Collected data entries:
□ □ □ □ □

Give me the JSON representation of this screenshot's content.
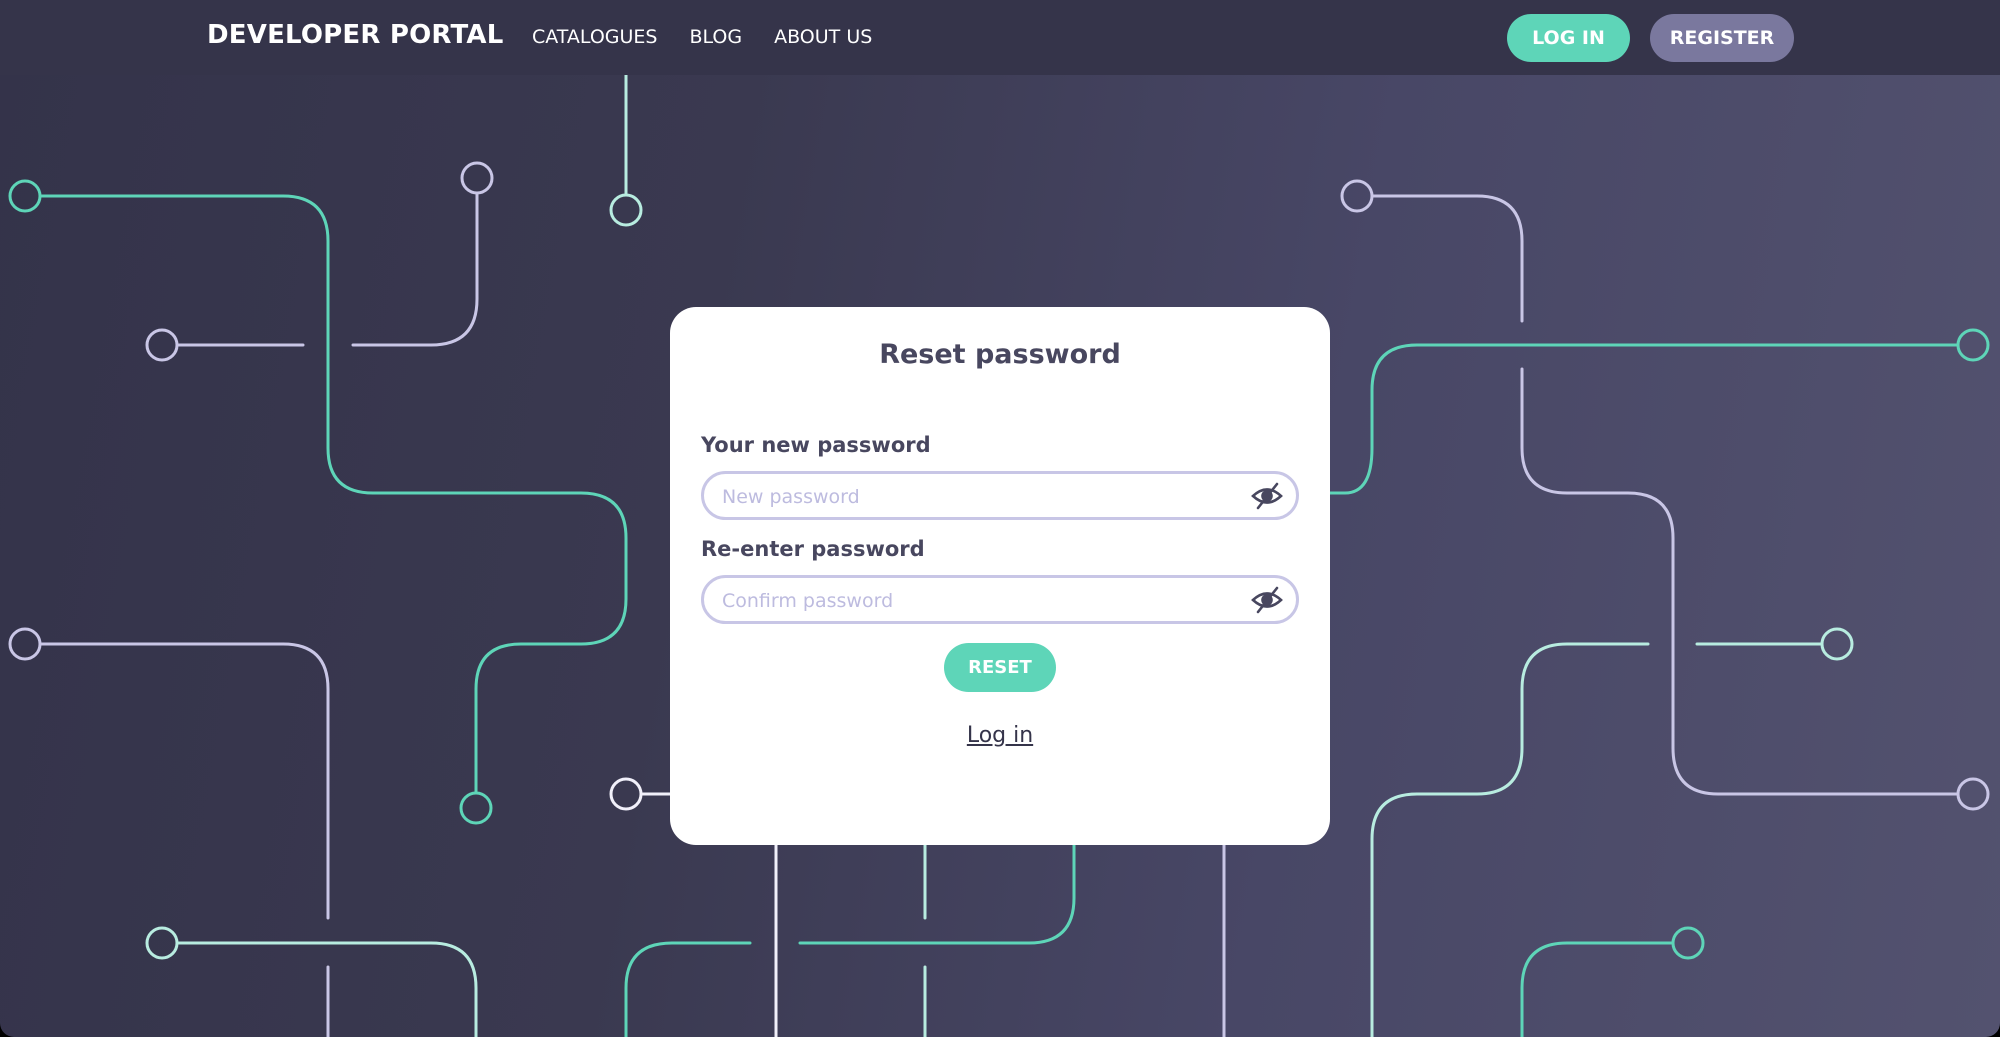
{
  "header": {
    "brand": "DEVELOPER PORTAL",
    "nav": [
      {
        "label": "CATALOGUES"
      },
      {
        "label": "BLOG"
      },
      {
        "label": "ABOUT US"
      }
    ],
    "login_label": "LOG IN",
    "register_label": "REGISTER"
  },
  "card": {
    "title": "Reset password",
    "new_password": {
      "label": "Your new password",
      "placeholder": "New password",
      "value": "",
      "icon": "eye-slash-icon"
    },
    "confirm_password": {
      "label": "Re-enter password",
      "placeholder": "Confirm password",
      "value": "",
      "icon": "eye-slash-icon"
    },
    "reset_label": "RESET",
    "login_link": "Log in"
  },
  "theme": {
    "accent": "#5ed5b8",
    "secondary": "#7a789e",
    "header_bg": "#35344a",
    "text_dark": "#48475f",
    "input_border": "#c8c6e6",
    "line_lavender": "#c9c6e6",
    "line_mint": "#b8ece0"
  }
}
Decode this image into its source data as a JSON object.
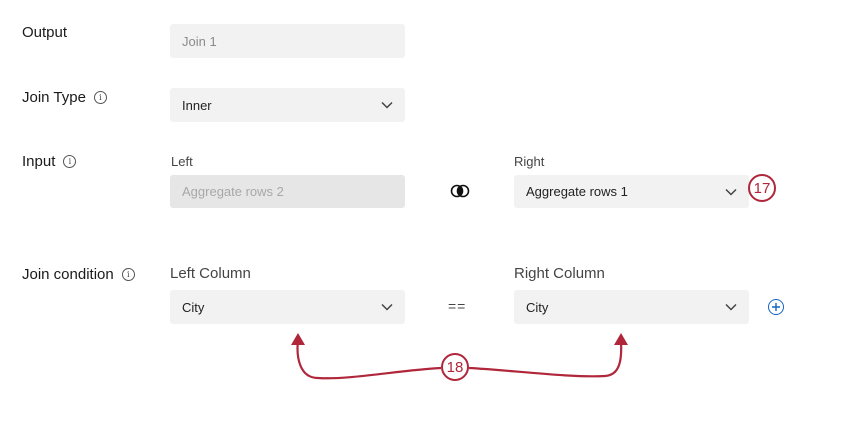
{
  "output": {
    "label": "Output",
    "value": "Join 1"
  },
  "join_type": {
    "label": "Join Type",
    "selected": "Inner",
    "info_icon": "info-icon"
  },
  "input": {
    "label": "Input",
    "left_label": "Left",
    "left_value": "Aggregate rows 2",
    "right_label": "Right",
    "right_value": "Aggregate rows 1",
    "join_icon": "venn-join-icon"
  },
  "join_condition": {
    "label": "Join condition",
    "left_column_label": "Left Column",
    "left_column_value": "City",
    "operator": "==",
    "right_column_label": "Right Column",
    "right_column_value": "City",
    "add_icon": "add-circle-icon"
  },
  "callouts": {
    "right_input": "17",
    "columns": "18"
  },
  "colors": {
    "callout": "#b0263a",
    "accent": "#1565c0",
    "field_bg": "#f2f2f2"
  }
}
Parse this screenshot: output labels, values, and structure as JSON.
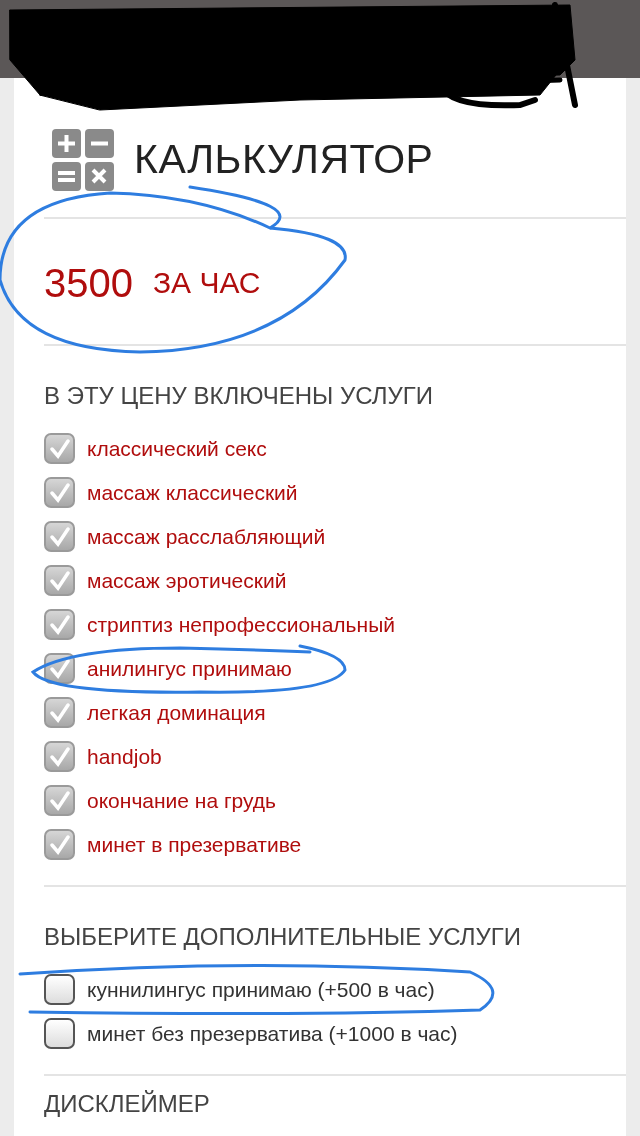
{
  "header": {
    "title": "КАЛЬКУЛЯТОР"
  },
  "price": {
    "amount": "3500",
    "unit": "ЗА ЧАС"
  },
  "included": {
    "heading": "В ЭТУ ЦЕНУ ВКЛЮЧЕНЫ УСЛУГИ",
    "items": [
      {
        "label": "классический секс",
        "checked": true
      },
      {
        "label": "массаж классический",
        "checked": true
      },
      {
        "label": "массаж расслабляющий",
        "checked": true
      },
      {
        "label": "массаж эротический",
        "checked": true
      },
      {
        "label": "стриптиз непрофессиональный",
        "checked": true
      },
      {
        "label": "анилингус принимаю",
        "checked": true
      },
      {
        "label": "легкая доминация",
        "checked": true
      },
      {
        "label": "handjob",
        "checked": true
      },
      {
        "label": "окончание на грудь",
        "checked": true
      },
      {
        "label": "минет в презервативе",
        "checked": true
      }
    ]
  },
  "extras": {
    "heading": "ВЫБЕРИТЕ ДОПОЛНИТЕЛЬНЫЕ УСЛУГИ",
    "items": [
      {
        "label": "куннилингус принимаю (+500 в час)",
        "checked": false
      },
      {
        "label": "минет без презерватива (+1000 в час)",
        "checked": false
      }
    ]
  },
  "disclaimer": {
    "heading": "ДИСКЛЕЙМЕР"
  }
}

□ □ □ □ □

• [What you are asked to do] Only a number is needed: how many lines of the material above contain "heading"?

• [Response to the task] 3